● **SOURCE MATERIAL**:
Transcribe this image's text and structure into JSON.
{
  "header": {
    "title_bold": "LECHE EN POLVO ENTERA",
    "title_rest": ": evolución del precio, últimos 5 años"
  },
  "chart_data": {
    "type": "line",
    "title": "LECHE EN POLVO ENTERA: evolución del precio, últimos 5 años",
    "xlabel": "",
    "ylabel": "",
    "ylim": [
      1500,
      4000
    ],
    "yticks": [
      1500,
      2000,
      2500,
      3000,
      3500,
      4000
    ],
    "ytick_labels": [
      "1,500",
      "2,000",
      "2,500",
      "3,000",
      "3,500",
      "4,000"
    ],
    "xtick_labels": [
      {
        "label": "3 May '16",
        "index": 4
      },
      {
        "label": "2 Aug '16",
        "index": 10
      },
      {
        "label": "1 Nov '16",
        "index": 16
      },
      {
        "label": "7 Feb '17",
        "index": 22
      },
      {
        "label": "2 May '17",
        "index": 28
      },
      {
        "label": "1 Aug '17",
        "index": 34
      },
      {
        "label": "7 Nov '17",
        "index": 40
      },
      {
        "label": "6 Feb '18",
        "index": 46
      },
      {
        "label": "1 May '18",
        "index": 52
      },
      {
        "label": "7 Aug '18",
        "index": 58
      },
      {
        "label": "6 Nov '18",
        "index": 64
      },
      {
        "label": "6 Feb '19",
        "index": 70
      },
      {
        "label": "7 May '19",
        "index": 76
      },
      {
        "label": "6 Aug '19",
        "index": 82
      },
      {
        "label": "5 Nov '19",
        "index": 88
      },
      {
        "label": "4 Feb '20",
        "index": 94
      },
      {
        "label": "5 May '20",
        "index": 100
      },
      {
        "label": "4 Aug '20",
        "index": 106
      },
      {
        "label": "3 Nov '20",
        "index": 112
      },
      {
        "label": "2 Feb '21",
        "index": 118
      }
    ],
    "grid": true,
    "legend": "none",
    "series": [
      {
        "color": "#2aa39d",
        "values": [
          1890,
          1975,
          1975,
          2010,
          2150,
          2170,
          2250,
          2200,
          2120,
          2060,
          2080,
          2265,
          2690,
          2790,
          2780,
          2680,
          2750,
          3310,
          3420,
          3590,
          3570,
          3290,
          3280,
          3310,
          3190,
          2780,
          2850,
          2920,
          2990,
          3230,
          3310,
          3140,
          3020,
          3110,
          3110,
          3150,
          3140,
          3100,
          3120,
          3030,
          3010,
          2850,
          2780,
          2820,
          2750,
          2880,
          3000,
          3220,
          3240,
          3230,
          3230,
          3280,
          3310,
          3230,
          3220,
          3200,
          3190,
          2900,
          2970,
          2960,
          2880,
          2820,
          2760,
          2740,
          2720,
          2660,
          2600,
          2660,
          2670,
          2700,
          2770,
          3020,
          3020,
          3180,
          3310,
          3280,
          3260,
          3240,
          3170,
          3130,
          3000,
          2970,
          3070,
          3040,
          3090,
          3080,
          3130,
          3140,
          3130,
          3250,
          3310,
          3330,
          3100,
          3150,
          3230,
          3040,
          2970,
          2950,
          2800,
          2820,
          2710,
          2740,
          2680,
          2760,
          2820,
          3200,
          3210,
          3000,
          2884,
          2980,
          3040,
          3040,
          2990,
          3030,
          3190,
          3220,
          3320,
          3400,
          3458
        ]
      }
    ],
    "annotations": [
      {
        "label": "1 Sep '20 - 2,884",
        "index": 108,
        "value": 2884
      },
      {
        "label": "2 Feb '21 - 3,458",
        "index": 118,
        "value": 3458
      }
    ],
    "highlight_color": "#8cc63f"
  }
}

● **WHAT THE TASK REQUIRES**: Filter the entries down to the lines with the word "ENTERA" in them.

● **EXERCISE SOLUTION**:
    "title_bold": "LECHE EN POLVO ENTERA",
    "title": "LECHE EN POLVO ENTERA: evolución del precio, últimos 5 años",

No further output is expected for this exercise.